WHAT IS EXPECTED: Your task is to copy every line of the records below that contains "khai".

++++++

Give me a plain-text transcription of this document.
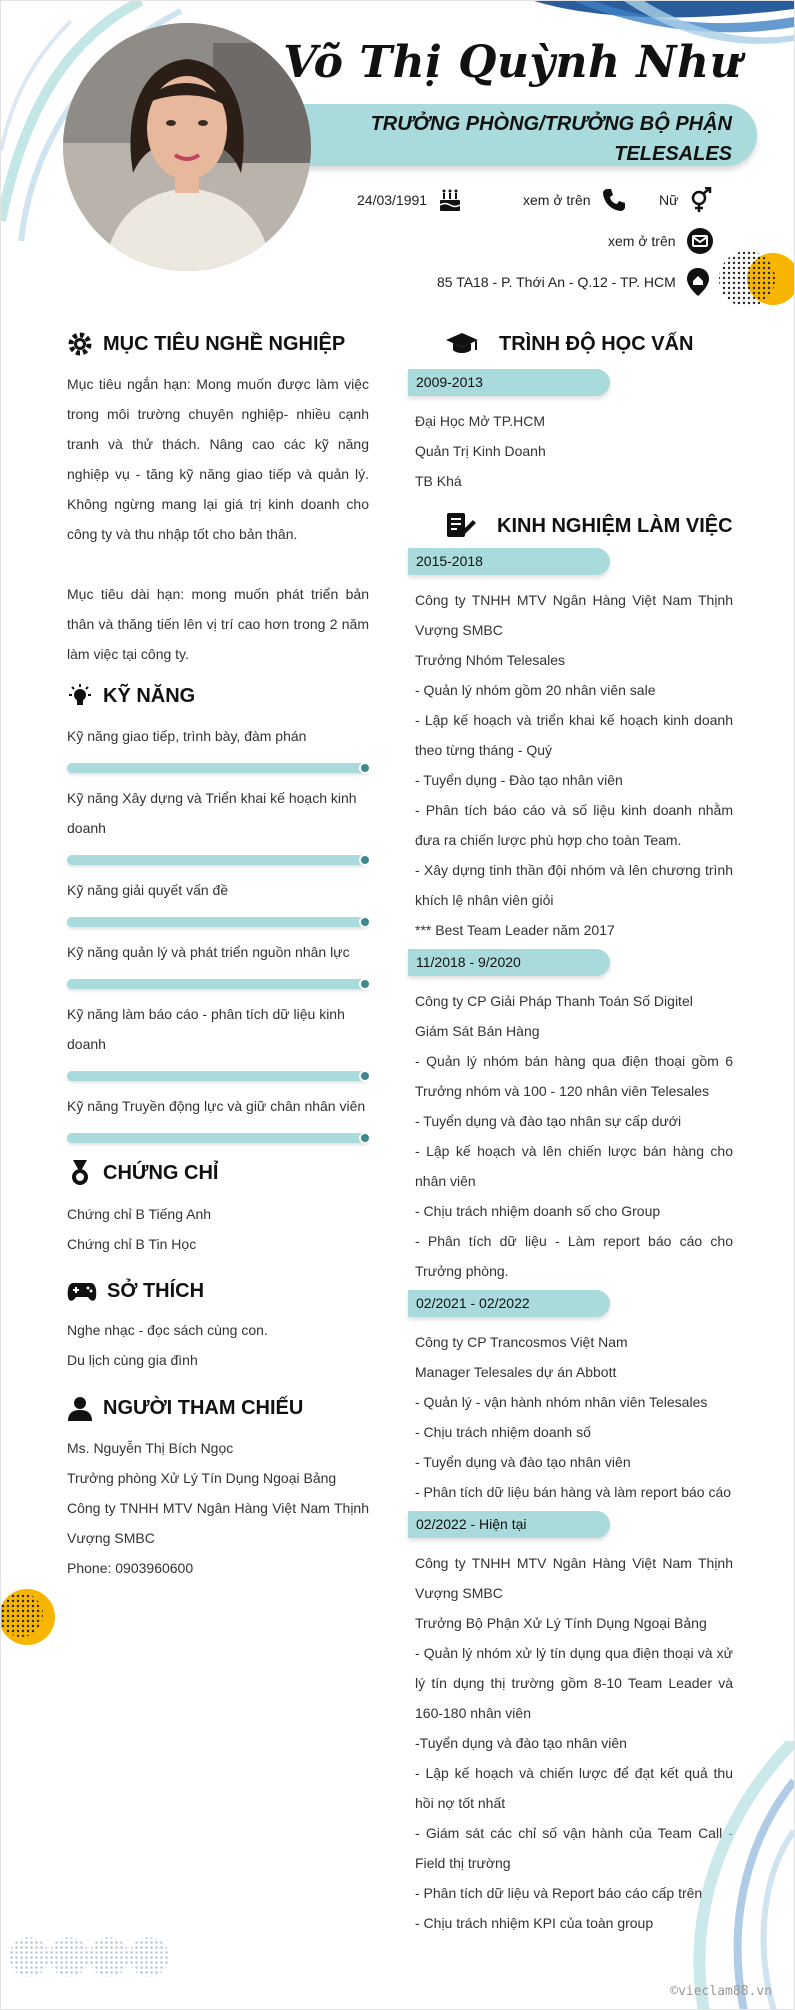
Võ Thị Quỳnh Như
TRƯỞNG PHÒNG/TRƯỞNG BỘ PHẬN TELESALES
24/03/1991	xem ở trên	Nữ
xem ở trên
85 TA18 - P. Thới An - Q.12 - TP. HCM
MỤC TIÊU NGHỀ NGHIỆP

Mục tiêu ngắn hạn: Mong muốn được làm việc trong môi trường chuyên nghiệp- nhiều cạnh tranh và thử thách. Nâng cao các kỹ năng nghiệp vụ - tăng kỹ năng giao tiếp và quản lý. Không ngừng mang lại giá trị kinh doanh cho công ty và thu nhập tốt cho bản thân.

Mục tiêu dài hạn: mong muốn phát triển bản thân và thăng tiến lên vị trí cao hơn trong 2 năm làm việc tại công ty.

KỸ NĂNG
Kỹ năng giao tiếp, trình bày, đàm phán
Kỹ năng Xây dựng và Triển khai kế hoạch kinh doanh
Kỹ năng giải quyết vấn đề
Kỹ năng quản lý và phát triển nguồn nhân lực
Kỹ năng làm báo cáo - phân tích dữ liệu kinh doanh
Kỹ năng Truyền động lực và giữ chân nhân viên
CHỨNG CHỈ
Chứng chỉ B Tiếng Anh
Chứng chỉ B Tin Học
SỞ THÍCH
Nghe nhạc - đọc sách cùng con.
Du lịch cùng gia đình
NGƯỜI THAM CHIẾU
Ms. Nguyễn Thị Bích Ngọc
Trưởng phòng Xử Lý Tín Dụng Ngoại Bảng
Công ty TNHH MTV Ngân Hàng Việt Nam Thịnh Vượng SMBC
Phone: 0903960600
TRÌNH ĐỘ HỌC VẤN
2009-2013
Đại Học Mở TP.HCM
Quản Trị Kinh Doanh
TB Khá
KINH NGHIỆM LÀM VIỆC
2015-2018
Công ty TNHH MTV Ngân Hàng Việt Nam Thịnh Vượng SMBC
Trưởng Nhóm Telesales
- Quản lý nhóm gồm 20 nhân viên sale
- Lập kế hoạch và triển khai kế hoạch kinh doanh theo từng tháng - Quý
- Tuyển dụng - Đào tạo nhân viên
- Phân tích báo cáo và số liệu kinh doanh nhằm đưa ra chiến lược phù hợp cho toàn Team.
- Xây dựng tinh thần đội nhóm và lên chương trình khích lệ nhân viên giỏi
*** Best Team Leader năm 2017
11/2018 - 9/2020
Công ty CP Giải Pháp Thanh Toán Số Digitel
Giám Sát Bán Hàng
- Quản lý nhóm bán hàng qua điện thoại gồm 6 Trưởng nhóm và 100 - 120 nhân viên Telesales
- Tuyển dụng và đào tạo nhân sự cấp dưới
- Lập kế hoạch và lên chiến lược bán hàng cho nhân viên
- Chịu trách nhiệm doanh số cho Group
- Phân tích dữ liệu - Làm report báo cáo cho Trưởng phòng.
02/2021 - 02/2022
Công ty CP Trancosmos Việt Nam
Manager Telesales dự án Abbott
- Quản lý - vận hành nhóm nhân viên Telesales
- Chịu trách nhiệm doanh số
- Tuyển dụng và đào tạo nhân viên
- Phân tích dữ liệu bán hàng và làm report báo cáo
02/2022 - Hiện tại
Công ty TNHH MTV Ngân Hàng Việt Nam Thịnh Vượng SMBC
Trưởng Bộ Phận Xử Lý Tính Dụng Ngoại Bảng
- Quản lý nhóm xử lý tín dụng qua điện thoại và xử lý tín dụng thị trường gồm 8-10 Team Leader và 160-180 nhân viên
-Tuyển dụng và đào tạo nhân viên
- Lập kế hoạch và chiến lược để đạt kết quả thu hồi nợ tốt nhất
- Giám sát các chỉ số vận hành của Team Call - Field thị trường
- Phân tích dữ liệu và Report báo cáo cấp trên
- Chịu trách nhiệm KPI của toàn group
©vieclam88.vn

++++++

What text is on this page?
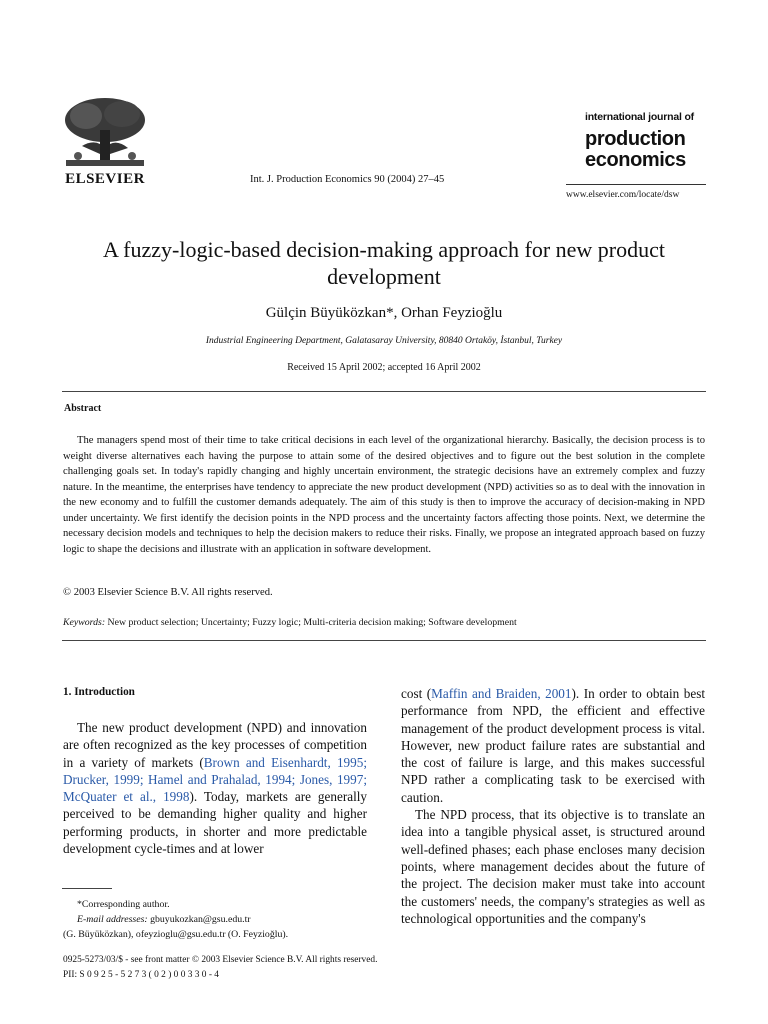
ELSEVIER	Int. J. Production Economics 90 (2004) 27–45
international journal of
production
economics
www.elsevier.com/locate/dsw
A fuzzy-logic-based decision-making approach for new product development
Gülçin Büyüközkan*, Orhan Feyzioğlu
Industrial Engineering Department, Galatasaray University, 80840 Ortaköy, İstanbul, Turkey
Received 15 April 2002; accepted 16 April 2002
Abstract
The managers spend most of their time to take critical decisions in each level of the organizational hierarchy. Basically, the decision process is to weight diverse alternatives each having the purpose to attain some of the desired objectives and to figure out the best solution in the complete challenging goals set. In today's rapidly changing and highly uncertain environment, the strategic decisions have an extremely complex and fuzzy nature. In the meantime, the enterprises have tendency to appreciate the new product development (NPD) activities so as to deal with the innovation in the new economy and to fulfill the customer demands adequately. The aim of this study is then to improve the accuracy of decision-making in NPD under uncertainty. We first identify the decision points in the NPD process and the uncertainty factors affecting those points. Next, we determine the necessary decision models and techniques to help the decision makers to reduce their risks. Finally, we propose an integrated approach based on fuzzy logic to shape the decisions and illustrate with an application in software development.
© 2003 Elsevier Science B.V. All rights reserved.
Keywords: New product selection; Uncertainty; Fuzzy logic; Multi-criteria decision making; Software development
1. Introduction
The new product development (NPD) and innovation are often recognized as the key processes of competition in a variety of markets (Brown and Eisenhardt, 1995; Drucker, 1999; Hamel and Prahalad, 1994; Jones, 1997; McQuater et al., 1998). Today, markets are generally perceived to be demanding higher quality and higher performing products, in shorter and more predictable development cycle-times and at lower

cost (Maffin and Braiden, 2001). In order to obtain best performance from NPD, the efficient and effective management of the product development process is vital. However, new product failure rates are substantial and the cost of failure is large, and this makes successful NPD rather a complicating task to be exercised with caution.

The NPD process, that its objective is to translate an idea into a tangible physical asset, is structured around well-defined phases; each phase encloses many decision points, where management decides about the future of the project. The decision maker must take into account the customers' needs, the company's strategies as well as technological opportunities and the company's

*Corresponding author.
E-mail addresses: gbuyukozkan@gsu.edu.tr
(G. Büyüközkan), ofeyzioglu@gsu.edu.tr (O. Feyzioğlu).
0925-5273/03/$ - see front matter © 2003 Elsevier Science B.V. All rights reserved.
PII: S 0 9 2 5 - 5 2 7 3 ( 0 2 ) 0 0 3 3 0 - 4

++++++

WRITTEN SOLUTION:
Kỹ năng Xây dựng và Triển khai kế hoạch kinh doanh
- Lập kế hoạch và triển khai kế hoạch kinh doanh theo từng tháng - Quý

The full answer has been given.